[Extracted data entries]
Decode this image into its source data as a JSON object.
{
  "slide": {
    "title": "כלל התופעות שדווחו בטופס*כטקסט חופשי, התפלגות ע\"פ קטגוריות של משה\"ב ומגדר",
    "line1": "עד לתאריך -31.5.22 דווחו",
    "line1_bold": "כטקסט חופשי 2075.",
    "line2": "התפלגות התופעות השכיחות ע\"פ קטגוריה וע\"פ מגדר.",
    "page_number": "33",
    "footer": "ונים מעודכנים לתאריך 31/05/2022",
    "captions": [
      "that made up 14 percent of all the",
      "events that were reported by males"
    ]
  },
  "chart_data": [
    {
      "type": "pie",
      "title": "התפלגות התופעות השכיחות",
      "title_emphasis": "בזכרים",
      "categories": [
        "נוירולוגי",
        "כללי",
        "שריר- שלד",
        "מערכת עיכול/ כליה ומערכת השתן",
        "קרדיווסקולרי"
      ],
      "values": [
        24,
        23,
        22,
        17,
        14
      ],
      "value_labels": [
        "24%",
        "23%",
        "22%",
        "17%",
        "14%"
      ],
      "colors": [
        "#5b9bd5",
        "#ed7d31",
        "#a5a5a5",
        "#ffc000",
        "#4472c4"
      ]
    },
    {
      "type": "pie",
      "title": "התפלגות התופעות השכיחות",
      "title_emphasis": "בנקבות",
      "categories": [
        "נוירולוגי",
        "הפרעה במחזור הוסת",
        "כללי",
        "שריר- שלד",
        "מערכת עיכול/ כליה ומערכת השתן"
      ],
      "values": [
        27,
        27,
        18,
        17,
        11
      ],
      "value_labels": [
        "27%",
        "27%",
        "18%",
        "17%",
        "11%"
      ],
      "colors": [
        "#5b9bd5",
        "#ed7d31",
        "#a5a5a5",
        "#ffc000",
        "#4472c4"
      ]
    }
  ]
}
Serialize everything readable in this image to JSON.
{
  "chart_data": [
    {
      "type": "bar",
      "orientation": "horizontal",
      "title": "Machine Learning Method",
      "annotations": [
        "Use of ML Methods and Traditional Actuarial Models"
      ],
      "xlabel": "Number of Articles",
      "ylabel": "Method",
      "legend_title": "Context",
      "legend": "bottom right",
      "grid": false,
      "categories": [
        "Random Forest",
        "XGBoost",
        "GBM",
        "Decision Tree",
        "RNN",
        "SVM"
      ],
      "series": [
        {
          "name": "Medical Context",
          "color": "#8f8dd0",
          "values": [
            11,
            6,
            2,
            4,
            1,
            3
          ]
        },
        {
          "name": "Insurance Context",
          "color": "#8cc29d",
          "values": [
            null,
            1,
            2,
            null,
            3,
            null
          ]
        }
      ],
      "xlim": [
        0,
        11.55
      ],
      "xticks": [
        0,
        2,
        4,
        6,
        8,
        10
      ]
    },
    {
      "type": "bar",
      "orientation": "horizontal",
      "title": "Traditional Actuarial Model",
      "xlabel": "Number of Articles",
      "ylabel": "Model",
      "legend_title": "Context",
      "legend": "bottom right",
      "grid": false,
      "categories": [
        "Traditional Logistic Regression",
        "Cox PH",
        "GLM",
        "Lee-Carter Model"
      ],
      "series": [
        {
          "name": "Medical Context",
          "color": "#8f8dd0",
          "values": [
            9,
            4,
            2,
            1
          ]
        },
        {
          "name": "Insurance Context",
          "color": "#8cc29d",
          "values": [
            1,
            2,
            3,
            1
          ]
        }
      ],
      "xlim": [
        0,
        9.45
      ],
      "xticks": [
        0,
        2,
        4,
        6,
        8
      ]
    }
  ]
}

JOB:
Reproduce each line of the entries in which the word "that" is found.

EXERCISE RESULT:
      "that made up 14 percent of all the",
      "events that were reported by males"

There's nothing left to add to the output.